=== PROMPT ===
Every entry below must appear again, exactly as written.

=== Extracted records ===
• • • • •

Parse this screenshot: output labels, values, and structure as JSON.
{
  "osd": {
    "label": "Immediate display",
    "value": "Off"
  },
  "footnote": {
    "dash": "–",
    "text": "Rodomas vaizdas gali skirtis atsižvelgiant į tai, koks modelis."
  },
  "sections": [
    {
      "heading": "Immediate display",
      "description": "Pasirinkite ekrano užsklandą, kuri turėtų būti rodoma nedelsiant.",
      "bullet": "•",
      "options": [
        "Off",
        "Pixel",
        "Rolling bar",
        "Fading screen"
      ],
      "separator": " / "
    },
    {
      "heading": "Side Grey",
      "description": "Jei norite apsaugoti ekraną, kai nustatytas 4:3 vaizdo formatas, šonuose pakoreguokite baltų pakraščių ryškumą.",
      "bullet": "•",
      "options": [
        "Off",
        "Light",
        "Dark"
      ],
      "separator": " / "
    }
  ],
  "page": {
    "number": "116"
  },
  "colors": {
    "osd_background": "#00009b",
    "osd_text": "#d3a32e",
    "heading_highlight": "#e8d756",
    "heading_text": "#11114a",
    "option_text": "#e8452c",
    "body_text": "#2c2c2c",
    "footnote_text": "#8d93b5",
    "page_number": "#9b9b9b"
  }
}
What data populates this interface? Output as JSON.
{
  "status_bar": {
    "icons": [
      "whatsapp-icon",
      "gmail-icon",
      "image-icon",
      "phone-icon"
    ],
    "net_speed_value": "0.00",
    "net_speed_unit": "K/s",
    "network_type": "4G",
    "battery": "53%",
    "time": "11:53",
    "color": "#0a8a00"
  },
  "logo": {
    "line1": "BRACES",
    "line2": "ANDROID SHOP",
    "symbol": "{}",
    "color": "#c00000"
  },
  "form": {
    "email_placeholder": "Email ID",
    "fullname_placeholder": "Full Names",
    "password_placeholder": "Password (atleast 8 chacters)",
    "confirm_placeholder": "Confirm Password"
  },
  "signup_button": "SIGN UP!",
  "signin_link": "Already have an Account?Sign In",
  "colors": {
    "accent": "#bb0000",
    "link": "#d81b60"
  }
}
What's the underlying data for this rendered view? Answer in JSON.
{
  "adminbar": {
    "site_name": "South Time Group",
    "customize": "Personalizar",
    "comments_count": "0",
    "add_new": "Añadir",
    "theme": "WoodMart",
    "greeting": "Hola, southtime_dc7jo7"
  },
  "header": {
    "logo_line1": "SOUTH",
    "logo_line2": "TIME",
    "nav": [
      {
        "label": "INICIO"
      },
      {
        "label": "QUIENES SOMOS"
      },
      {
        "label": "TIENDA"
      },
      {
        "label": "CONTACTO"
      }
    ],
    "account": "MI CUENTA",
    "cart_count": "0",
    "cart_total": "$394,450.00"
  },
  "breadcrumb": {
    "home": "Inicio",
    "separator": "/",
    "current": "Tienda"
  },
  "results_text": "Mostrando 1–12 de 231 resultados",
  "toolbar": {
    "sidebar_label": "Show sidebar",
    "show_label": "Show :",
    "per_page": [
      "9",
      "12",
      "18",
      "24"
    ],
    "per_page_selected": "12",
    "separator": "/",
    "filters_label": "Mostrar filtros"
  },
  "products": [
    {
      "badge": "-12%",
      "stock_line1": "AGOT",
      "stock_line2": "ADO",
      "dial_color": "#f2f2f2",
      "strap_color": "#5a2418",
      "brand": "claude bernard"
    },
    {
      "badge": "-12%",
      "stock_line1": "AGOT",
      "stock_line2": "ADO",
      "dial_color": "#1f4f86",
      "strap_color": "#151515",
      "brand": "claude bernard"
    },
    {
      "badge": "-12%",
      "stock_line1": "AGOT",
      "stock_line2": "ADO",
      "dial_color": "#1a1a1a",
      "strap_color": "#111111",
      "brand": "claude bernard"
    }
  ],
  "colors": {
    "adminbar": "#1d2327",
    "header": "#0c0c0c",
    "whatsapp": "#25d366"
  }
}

• • • • •

=== SOLUTION TO THIS EXERCISE ===
Parse this screenshot: output labels, values, and structure as JSON.
{
  "osd": {
    "label": "Immediate display",
    "value": "Off"
  },
  "footnote": {
    "dash": "–",
    "text": "Rodomas vaizdas gali skirtis atsižvelgiant į tai, koks modelis."
  },
  "sections": [
    {
      "heading": "Immediate display",
      "description": "Pasirinkite ekrano užsklandą, kuri turėtų būti rodoma nedelsiant.",
      "bullet": "•",
      "options": [
        "Off",
        "Pixel",
        "Rolling bar",
        "Fading screen"
      ],
      "separator": " / "
    },
    {
      "heading": "Side Grey",
      "description": "Jei norite apsaugoti ekraną, kai nustatytas 4:3 vaizdo formatas, šonuose pakoreguokite baltų pakraščių ryškumą.",
      "bullet": "•",
      "options": [
        "Off",
        "Light",
        "Dark"
      ],
      "separator": " / "
    }
  ],
  "page": {
    "number": "116"
  },
  "colors": {
    "osd_background": "#00009b",
    "osd_text": "#d3a32e",
    "heading_highlight": "#e8d756",
    "heading_text": "#11114a",
    "option_text": "#e8452c",
    "body_text": "#2c2c2c",
    "footnote_text": "#8d93b5",
    "page_number": "#9b9b9b"
  }
}
What data populates this interface? Output as JSON.
{
  "status_bar": {
    "icons": [
      "whatsapp-icon",
      "gmail-icon",
      "image-icon",
      "phone-icon"
    ],
    "net_speed_value": "0.00",
    "net_speed_unit": "K/s",
    "network_type": "4G",
    "battery": "53%",
    "time": "11:53",
    "color": "#0a8a00"
  },
  "logo": {
    "line1": "BRACES",
    "line2": "ANDROID SHOP",
    "symbol": "{}",
    "color": "#c00000"
  },
  "form": {
    "email_placeholder": "Email ID",
    "fullname_placeholder": "Full Names",
    "password_placeholder": "Password (atleast 8 chacters)",
    "confirm_placeholder": "Confirm Password"
  },
  "signup_button": "SIGN UP!",
  "signin_link": "Already have an Account?Sign In",
  "colors": {
    "accent": "#bb0000",
    "link": "#d81b60"
  }
}
What's the underlying data for this rendered view? Answer in JSON.
{
  "adminbar": {
    "site_name": "South Time Group",
    "customize": "Personalizar",
    "comments_count": "0",
    "add_new": "Añadir",
    "theme": "WoodMart",
    "greeting": "Hola, southtime_dc7jo7"
  },
  "header": {
    "logo_line1": "SOUTH",
    "logo_line2": "TIME",
    "nav": [
      {
        "label": "INICIO"
      },
      {
        "label": "QUIENES SOMOS"
      },
      {
        "label": "TIENDA"
      },
      {
        "label": "CONTACTO"
      }
    ],
    "account": "MI CUENTA",
    "cart_count": "0",
    "cart_total": "$394,450.00"
  },
  "breadcrumb": {
    "home": "Inicio",
    "separator": "/",
    "current": "Tienda"
  },
  "results_text": "Mostrando 1–12 de 231 resultados",
  "toolbar": {
    "sidebar_label": "Show sidebar",
    "show_label": "Show :",
    "per_page": [
      "9",
      "12",
      "18",
      "24"
    ],
    "per_page_selected": "12",
    "separator": "/",
    "filters_label": "Mostrar filtros"
  },
  "products": [
    {
      "badge": "-12%",
      "stock_line1": "AGOT",
      "stock_line2": "ADO",
      "dial_color": "#f2f2f2",
      "strap_color": "#5a2418",
      "brand": "claude bernard"
    },
    {
      "badge": "-12%",
      "stock_line1": "AGOT",
      "stock_line2": "ADO",
      "dial_color": "#1f4f86",
      "strap_color": "#151515",
      "brand": "claude bernard"
    },
    {
      "badge": "-12%",
      "stock_line1": "AGOT",
      "stock_line2": "ADO",
      "dial_color": "#1a1a1a",
      "strap_color": "#111111",
      "brand": "claude bernard"
    }
  ],
  "colors": {
    "adminbar": "#1d2327",
    "header": "#0c0c0c",
    "whatsapp": "#25d366"
  }
}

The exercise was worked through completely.